Repeat the listing in full, word for word.
- - - - - - -
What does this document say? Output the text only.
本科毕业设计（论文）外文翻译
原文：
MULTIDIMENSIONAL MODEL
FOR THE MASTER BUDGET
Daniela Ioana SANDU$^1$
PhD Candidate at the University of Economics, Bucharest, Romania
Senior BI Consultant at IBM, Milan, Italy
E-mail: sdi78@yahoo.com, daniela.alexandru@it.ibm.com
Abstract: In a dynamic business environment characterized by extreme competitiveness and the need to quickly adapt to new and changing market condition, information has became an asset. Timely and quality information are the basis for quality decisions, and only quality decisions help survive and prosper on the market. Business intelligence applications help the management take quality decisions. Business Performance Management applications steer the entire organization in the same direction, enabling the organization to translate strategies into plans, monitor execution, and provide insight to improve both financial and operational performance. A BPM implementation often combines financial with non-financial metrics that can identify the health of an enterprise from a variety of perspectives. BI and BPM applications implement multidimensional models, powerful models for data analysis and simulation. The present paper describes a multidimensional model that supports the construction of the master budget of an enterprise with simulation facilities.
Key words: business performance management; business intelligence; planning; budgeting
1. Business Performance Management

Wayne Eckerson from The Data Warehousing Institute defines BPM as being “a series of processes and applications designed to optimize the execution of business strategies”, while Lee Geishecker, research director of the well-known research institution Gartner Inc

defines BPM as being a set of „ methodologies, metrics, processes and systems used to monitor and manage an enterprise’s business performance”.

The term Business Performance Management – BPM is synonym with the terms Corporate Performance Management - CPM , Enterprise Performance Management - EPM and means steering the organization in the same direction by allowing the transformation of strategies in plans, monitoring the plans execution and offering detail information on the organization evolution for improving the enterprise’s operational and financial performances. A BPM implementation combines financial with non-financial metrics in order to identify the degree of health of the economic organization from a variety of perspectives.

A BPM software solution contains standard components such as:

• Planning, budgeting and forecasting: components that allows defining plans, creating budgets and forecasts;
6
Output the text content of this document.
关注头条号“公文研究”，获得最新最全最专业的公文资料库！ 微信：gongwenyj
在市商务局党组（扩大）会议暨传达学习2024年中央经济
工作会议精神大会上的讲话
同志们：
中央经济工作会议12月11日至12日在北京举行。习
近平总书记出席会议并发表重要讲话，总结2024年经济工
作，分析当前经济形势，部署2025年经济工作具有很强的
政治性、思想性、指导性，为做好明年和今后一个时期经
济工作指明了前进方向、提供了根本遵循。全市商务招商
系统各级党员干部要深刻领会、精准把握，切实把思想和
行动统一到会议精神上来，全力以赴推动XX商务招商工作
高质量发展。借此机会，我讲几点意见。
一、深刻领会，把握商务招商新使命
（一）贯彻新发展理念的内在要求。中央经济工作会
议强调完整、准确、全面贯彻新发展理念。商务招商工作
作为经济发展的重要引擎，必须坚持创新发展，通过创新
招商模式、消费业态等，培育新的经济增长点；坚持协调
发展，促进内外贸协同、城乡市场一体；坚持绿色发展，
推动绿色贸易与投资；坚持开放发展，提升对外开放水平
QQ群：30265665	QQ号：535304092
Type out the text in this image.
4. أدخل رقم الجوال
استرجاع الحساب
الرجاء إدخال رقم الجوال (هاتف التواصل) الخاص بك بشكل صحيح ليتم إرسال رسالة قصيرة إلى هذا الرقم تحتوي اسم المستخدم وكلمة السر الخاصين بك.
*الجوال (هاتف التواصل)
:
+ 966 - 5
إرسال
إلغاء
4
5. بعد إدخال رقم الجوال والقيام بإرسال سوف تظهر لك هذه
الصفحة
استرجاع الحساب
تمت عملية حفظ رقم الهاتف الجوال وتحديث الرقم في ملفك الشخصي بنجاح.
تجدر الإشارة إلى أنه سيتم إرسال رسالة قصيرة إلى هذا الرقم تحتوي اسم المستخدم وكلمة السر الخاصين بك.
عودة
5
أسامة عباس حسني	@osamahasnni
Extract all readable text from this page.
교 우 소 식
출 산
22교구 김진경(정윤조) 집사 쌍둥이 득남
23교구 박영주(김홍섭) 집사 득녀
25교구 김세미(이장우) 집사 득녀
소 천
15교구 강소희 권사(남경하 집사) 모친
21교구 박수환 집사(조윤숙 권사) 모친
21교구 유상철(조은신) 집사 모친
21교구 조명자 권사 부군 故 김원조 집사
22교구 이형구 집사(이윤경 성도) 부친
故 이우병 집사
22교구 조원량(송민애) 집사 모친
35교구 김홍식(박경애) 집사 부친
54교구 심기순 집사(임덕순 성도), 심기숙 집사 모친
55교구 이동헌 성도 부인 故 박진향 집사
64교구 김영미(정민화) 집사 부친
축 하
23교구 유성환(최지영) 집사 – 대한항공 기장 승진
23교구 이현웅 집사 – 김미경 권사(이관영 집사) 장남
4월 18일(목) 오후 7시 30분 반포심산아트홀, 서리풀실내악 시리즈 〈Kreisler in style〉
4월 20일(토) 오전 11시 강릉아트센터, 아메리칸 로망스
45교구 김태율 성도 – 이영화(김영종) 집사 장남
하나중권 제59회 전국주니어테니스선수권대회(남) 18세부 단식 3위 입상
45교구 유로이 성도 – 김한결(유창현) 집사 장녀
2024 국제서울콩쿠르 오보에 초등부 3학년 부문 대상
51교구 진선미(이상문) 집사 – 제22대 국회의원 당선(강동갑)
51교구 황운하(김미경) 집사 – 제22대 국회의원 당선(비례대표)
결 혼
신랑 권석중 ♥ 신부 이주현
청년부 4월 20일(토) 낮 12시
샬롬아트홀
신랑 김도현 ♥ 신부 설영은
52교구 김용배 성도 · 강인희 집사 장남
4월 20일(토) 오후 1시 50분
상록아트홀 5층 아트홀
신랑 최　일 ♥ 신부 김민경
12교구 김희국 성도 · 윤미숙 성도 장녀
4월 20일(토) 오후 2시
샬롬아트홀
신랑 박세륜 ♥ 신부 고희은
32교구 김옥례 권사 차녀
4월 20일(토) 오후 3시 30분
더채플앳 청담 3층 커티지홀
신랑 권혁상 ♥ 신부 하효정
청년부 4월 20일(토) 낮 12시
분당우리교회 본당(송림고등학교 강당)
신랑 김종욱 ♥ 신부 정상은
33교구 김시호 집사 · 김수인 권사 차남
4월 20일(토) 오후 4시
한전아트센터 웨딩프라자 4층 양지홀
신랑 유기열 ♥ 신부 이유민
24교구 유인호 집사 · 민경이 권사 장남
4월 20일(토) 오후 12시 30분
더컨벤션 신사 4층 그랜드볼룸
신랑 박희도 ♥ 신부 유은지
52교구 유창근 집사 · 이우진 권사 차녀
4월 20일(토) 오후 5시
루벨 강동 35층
- - - - - - -
**Correct response:**
What does this document say? Output the text only.
本科毕业设计（论文）外文翻译
原文：
MULTIDIMENSIONAL MODEL
FOR THE MASTER BUDGET
Daniela Ioana SANDU$^1$
PhD Candidate at the University of Economics, Bucharest, Romania
Senior BI Consultant at IBM, Milan, Italy
E-mail: sdi78@yahoo.com, daniela.alexandru@it.ibm.com
Abstract: In a dynamic business environment characterized by extreme competitiveness and the need to quickly adapt to new and changing market condition, information has became an asset. Timely and quality information are the basis for quality decisions, and only quality decisions help survive and prosper on the market. Business intelligence applications help the management take quality decisions. Business Performance Management applications steer the entire organization in the same direction, enabling the organization to translate strategies into plans, monitor execution, and provide insight to improve both financial and operational performance. A BPM implementation often combines financial with non-financial metrics that can identify the health of an enterprise from a variety of perspectives. BI and BPM applications implement multidimensional models, powerful models for data analysis and simulation. The present paper describes a multidimensional model that supports the construction of the master budget of an enterprise with simulation facilities.
Key words: business performance management; business intelligence; planning; budgeting
1. Business Performance Management

Wayne Eckerson from The Data Warehousing Institute defines BPM as being “a series of processes and applications designed to optimize the execution of business strategies”, while Lee Geishecker, research director of the well-known research institution Gartner Inc

defines BPM as being a set of „ methodologies, metrics, processes and systems used to monitor and manage an enterprise’s business performance”.

The term Business Performance Management – BPM is synonym with the terms Corporate Performance Management - CPM , Enterprise Performance Management - EPM and means steering the organization in the same direction by allowing the transformation of strategies in plans, monitoring the plans execution and offering detail information on the organization evolution for improving the enterprise’s operational and financial performances. A BPM implementation combines financial with non-financial metrics in order to identify the degree of health of the economic organization from a variety of perspectives.

A BPM software solution contains standard components such as:

• Planning, budgeting and forecasting: components that allows defining plans, creating budgets and forecasts;
6
Output the text content of this document.
关注头条号“公文研究”，获得最新最全最专业的公文资料库！ 微信：gongwenyj
在市商务局党组（扩大）会议暨传达学习2024年中央经济
工作会议精神大会上的讲话
同志们：
中央经济工作会议12月11日至12日在北京举行。习
近平总书记出席会议并发表重要讲话，总结2024年经济工
作，分析当前经济形势，部署2025年经济工作具有很强的
政治性、思想性、指导性，为做好明年和今后一个时期经
济工作指明了前进方向、提供了根本遵循。全市商务招商
系统各级党员干部要深刻领会、精准把握，切实把思想和
行动统一到会议精神上来，全力以赴推动XX商务招商工作
高质量发展。借此机会，我讲几点意见。
一、深刻领会，把握商务招商新使命
（一）贯彻新发展理念的内在要求。中央经济工作会
议强调完整、准确、全面贯彻新发展理念。商务招商工作
作为经济发展的重要引擎，必须坚持创新发展，通过创新
招商模式、消费业态等，培育新的经济增长点；坚持协调
发展，促进内外贸协同、城乡市场一体；坚持绿色发展，
推动绿色贸易与投资；坚持开放发展，提升对外开放水平
QQ群：30265665	QQ号：535304092
Type out the text in this image.
4. أدخل رقم الجوال
استرجاع الحساب
الرجاء إدخال رقم الجوال (هاتف التواصل) الخاص بك بشكل صحيح ليتم إرسال رسالة قصيرة إلى هذا الرقم تحتوي اسم المستخدم وكلمة السر الخاصين بك.
*الجوال (هاتف التواصل)
:
+ 966 - 5
إرسال
إلغاء
4
5. بعد إدخال رقم الجوال والقيام بإرسال سوف تظهر لك هذه
الصفحة
استرجاع الحساب
تمت عملية حفظ رقم الهاتف الجوال وتحديث الرقم في ملفك الشخصي بنجاح.
تجدر الإشارة إلى أنه سيتم إرسال رسالة قصيرة إلى هذا الرقم تحتوي اسم المستخدم وكلمة السر الخاصين بك.
عودة
5
أسامة عباس حسني	@osamahasnni
Extract all readable text from this page.
교 우 소 식
출 산
22교구 김진경(정윤조) 집사 쌍둥이 득남
23교구 박영주(김홍섭) 집사 득녀
25교구 김세미(이장우) 집사 득녀
소 천
15교구 강소희 권사(남경하 집사) 모친
21교구 박수환 집사(조윤숙 권사) 모친
21교구 유상철(조은신) 집사 모친
21교구 조명자 권사 부군 故 김원조 집사
22교구 이형구 집사(이윤경 성도) 부친
故 이우병 집사
22교구 조원량(송민애) 집사 모친
35교구 김홍식(박경애) 집사 부친
54교구 심기순 집사(임덕순 성도), 심기숙 집사 모친
55교구 이동헌 성도 부인 故 박진향 집사
64교구 김영미(정민화) 집사 부친
축 하
23교구 유성환(최지영) 집사 – 대한항공 기장 승진
23교구 이현웅 집사 – 김미경 권사(이관영 집사) 장남
4월 18일(목) 오후 7시 30분 반포심산아트홀, 서리풀실내악 시리즈 〈Kreisler in style〉
4월 20일(토) 오전 11시 강릉아트센터, 아메리칸 로망스
45교구 김태율 성도 – 이영화(김영종) 집사 장남
하나중권 제59회 전국주니어테니스선수권대회(남) 18세부 단식 3위 입상
45교구 유로이 성도 – 김한결(유창현) 집사 장녀
2024 국제서울콩쿠르 오보에 초등부 3학년 부문 대상
51교구 진선미(이상문) 집사 – 제22대 국회의원 당선(강동갑)
51교구 황운하(김미경) 집사 – 제22대 국회의원 당선(비례대표)
결 혼
신랑 권석중 ♥ 신부 이주현
청년부 4월 20일(토) 낮 12시
샬롬아트홀
신랑 김도현 ♥ 신부 설영은
52교구 김용배 성도 · 강인희 집사 장남
4월 20일(토) 오후 1시 50분
상록아트홀 5층 아트홀
신랑 최　일 ♥ 신부 김민경
12교구 김희국 성도 · 윤미숙 성도 장녀
4월 20일(토) 오후 2시
샬롬아트홀
신랑 박세륜 ♥ 신부 고희은
32교구 김옥례 권사 차녀
4월 20일(토) 오후 3시 30분
더채플앳 청담 3층 커티지홀
신랑 권혁상 ♥ 신부 하효정
청년부 4월 20일(토) 낮 12시
분당우리교회 본당(송림고등학교 강당)
신랑 김종욱 ♥ 신부 정상은
33교구 김시호 집사 · 김수인 권사 차남
4월 20일(토) 오후 4시
한전아트센터 웨딩프라자 4층 양지홀
신랑 유기열 ♥ 신부 이유민
24교구 유인호 집사 · 민경이 권사 장남
4월 20일(토) 오후 12시 30분
더컨벤션 신사 4층 그랜드볼룸
신랑 박희도 ♥ 신부 유은지
52교구 유창근 집사 · 이우진 권사 차녀
4월 20일(토) 오후 5시
루벨 강동 35층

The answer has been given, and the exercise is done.